DOKUMENT ::
+--
Internationale Vergleiche zeigen ungenutzte Spielräume für höhere Renten
Was wäre, wenn sich die Rente leichter finanzieren ließe, als wir glauben? Ein datenbasierter Blick über die Landesgrenzen hinweg offenbart ungenutzte Möglichkeiten.
Monat für Monat stellen rund 60.000 Kolleginnen und Kollegen der deutschen Rentenversicherung sicher, dass 21 Millionen Rentnerinnen und Rentner ihre Leistungen ausbezahlt bekommen und ihre Beiträge an die Kranken- und Pflegeversicherung eingezahlt werden. Die Zahlungen erfolgen aus den Beitragseinnahmen des laufenden Monats sowie einem Zuschuss aus der Bundeskasse. Innerhalb eines Jahres wird so knapp ein Zehntel des Bruttoinlandsproduktes (BIP) ausgezahlt.
Und dies seit 50 Jahren. Im Jahr 2024 war es eine Summe von 388 Milliarden Euro, zerlegt in mehr als 250 Millionen Auszahlungen. Wer mehr wissen will, wird zum Beispiel im Rentenatlas 2025 der Deutschen Rentenversicherung fündig.
Seit mehr als 40 Jahren erklären namhafte Journalisten, dieses System sei bankrott. So schrieb der Spiegel im Jahre 1985 "Alles abwiegelnde Gerede von den sicheren Renten kann nicht vernebeln, daß die Altensicherung in den Bankrott steuert." Der Journalist Gordon Repinski bezeichnete es vor wenigen Tagen in seiner Podcast-Folge Die teuren Versprechen der Rentenpolitik als "Wahnsinn", das Rentensystem stabilisieren zu wollen.
Verfolgt man Podcasts, Talkshows, Interviews oder Nachrichtensendungen zu diesem Thema, so begegnen einem in dichter Reihenfolge Journalisten, die mit Häme über das Rentenversicherungssystem sprechen. Sie lachen, wenn jemand erklärt, dass es sicher sei.
Politikerinnen und Politiker werden danach gemessen, ob sie endlich zu "mutigen Reformen“ bereit seien. Dabei steht "mutige Reform“ für Kürzungen. Denn für sie ist es eine ausgemachte Sache, dass die künftigen Renten niedriger ausfallen müssen, als es nach den aktuellen gesetzlichen Regelungen der Fall wäre.
+--
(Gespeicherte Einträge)
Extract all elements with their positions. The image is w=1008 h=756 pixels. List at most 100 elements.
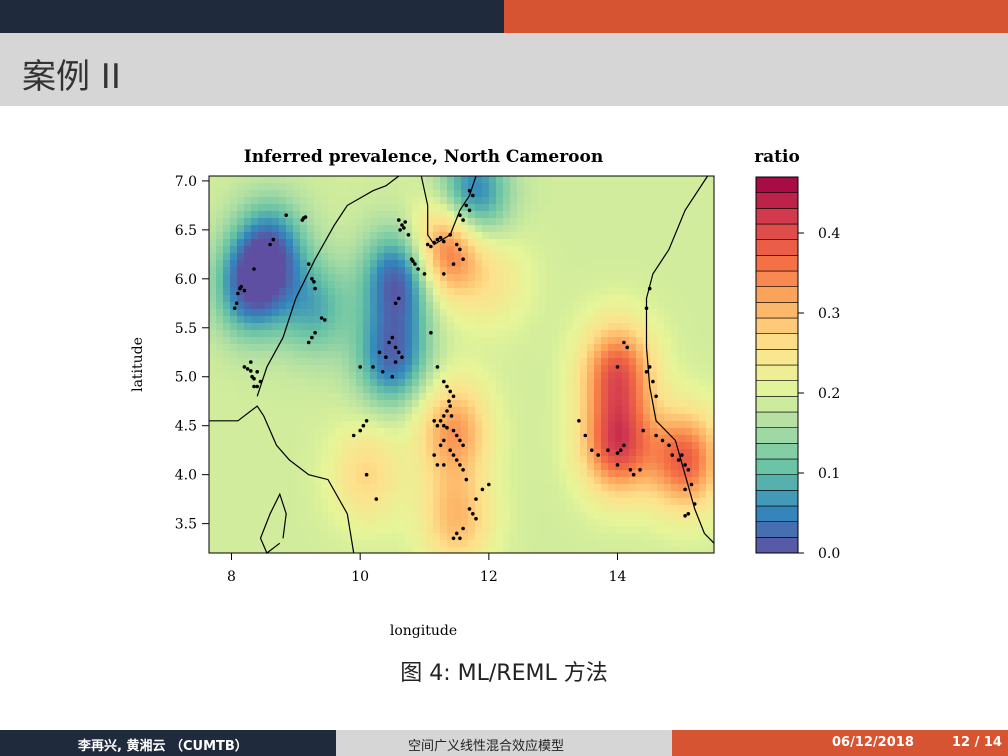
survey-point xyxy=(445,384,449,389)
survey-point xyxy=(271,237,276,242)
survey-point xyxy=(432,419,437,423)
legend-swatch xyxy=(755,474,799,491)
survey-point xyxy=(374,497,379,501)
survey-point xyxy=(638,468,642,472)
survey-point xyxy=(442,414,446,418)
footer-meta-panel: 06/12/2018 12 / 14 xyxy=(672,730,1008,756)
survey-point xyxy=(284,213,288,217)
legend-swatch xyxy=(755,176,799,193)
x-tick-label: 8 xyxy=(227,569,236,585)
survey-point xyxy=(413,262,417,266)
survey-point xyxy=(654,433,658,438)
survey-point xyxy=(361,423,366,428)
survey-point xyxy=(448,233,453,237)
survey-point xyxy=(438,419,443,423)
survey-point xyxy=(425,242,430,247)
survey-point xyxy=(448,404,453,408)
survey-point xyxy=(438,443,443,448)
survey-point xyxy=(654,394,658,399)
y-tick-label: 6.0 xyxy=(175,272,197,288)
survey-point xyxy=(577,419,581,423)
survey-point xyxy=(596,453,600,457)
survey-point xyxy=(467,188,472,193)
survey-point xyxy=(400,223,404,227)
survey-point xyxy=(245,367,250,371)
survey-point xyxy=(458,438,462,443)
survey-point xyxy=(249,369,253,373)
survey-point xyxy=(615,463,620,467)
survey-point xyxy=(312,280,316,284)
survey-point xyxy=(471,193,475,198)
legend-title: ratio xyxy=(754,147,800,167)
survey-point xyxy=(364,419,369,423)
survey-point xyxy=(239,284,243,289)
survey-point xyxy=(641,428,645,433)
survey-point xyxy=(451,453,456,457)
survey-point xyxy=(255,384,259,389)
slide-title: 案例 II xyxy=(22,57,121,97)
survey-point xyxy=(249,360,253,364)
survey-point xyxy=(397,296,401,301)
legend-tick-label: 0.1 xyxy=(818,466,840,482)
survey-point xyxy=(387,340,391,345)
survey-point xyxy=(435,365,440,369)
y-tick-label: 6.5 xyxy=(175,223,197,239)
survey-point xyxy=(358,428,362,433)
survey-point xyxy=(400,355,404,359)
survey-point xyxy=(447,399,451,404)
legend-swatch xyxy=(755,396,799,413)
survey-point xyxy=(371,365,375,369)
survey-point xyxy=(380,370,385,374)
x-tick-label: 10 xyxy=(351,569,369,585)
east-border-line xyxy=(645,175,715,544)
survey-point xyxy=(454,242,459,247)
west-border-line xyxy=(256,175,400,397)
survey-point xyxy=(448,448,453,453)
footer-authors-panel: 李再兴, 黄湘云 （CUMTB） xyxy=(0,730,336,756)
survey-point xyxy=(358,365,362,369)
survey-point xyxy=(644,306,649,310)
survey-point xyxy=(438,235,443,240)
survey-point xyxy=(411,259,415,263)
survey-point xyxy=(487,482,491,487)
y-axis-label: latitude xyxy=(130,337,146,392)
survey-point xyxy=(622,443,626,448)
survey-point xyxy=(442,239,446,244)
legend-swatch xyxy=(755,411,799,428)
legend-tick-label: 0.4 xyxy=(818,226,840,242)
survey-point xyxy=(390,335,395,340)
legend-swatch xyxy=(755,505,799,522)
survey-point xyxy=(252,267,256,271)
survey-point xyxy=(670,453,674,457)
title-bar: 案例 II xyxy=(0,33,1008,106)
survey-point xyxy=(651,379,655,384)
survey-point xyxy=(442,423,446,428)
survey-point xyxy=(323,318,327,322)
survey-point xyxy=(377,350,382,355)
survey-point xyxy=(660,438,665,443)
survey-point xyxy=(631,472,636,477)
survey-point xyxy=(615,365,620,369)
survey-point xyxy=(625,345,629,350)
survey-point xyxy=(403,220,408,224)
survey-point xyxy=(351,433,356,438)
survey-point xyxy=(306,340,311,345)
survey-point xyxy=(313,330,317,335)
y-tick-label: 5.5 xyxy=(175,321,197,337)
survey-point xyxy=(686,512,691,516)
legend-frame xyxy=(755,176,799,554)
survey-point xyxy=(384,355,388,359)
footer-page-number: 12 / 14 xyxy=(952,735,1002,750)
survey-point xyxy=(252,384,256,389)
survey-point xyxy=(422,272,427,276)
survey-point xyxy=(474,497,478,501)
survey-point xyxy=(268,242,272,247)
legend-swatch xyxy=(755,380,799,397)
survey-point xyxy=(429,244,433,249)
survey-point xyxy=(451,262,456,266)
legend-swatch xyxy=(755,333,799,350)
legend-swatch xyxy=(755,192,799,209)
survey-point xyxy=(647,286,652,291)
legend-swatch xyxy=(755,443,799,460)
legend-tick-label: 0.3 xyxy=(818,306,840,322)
+--
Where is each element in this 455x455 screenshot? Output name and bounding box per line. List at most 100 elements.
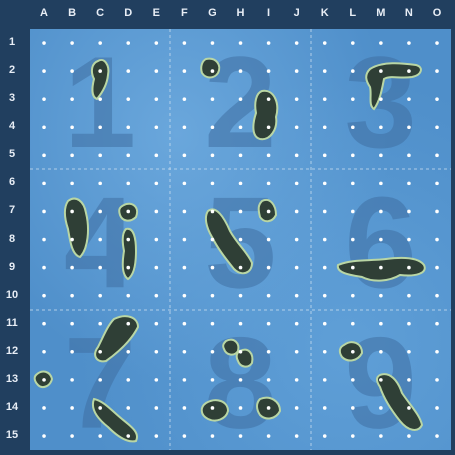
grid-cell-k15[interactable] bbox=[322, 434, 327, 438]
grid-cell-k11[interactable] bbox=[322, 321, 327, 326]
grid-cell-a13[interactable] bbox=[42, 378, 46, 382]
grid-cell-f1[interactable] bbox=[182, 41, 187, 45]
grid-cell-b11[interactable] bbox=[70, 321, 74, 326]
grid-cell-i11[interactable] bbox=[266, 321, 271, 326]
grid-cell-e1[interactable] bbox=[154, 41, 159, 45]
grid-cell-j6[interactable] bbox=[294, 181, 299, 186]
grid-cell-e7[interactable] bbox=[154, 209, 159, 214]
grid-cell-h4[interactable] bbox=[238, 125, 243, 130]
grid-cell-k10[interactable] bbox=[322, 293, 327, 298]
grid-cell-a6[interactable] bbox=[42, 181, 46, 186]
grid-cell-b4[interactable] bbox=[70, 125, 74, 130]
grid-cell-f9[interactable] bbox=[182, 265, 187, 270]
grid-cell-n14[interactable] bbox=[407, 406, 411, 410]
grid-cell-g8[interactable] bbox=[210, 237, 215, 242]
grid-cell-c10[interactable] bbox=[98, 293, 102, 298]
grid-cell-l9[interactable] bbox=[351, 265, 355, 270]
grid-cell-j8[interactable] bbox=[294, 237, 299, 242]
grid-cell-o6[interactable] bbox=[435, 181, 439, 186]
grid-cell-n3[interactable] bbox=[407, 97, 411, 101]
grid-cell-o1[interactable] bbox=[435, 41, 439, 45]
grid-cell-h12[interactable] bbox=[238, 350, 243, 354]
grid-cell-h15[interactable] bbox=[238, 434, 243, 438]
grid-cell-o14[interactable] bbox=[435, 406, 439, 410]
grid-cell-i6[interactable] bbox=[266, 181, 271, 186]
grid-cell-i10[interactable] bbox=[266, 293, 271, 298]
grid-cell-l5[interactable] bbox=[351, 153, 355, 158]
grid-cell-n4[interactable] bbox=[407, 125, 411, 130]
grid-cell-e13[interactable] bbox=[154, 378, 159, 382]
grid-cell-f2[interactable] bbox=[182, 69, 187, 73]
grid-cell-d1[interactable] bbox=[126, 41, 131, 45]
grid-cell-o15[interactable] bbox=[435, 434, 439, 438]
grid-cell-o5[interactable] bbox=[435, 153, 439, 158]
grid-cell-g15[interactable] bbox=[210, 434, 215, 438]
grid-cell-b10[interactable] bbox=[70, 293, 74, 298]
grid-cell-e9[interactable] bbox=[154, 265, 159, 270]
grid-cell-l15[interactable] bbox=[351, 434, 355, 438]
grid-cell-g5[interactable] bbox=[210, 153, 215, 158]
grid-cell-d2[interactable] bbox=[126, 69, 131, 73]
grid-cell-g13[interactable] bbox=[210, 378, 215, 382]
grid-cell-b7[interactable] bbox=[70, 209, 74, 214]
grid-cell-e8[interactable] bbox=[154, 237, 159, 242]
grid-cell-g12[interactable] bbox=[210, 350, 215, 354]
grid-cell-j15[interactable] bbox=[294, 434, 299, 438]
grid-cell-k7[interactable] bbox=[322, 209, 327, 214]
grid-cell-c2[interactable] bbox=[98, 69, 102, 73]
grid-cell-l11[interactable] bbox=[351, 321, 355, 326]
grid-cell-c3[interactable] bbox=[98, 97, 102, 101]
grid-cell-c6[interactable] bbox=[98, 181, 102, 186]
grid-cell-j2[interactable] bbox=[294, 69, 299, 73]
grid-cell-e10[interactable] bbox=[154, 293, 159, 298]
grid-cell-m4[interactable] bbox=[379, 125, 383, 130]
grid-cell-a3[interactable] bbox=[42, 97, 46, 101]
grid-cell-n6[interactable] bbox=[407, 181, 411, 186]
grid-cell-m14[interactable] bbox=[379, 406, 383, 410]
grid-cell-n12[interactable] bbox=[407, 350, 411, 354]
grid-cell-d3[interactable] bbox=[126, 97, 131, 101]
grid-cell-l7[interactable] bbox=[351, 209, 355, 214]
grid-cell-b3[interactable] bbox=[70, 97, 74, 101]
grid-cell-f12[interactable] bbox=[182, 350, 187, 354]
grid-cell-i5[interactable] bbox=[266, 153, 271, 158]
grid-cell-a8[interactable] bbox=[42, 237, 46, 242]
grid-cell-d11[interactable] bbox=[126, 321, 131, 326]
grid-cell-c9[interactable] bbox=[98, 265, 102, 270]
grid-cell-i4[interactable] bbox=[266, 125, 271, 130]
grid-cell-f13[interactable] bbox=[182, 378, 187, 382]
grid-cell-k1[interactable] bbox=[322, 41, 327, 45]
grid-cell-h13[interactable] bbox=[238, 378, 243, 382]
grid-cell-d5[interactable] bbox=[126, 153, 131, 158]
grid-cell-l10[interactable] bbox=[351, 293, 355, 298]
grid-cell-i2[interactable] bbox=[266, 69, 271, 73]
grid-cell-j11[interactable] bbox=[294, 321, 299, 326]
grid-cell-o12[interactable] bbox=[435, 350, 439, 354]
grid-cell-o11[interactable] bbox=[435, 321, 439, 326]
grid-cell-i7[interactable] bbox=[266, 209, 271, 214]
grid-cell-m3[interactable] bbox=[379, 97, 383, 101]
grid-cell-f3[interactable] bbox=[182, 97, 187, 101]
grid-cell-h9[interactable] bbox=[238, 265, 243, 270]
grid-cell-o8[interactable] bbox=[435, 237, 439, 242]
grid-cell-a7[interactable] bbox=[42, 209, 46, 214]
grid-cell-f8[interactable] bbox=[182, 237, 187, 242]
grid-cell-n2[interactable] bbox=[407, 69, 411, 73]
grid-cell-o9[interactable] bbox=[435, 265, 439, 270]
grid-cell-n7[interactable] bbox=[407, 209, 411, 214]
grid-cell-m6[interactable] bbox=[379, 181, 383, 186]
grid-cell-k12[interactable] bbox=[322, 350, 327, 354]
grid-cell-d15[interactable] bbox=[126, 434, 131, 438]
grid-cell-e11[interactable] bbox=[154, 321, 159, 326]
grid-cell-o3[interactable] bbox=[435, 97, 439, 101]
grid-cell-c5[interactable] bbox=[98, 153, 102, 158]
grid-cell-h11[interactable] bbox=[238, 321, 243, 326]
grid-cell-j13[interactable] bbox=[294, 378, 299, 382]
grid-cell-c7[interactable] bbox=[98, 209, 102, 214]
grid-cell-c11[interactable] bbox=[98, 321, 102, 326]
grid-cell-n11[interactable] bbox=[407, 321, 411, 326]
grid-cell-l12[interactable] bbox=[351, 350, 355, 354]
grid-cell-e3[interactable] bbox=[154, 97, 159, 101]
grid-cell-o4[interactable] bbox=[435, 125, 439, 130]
+--
AUFGABENSTELLUNG :: Schreiben Sie aus dem Text über die Rentenfinanzierung alles von „Seit mehr als“ bis hinunter zu „stabilisieren zu wollen.“ wortgetreu ab.

MUSTERLÖSUNG ::
Seit mehr als 40 Jahren erklären namhafte Journalisten, dieses System sei bankrott. So schrieb der Spiegel im Jahre 1985 "Alles abwiegelnde Gerede von den sicheren Renten kann nicht vernebeln, daß die Altensicherung in den Bankrott steuert." Der Journalist Gordon Repinski bezeichnete es vor wenigen Tagen in seiner Podcast-Folge Die teuren Versprechen der Rentenpolitik als "Wahnsinn", das Rentensystem stabilisieren zu wollen.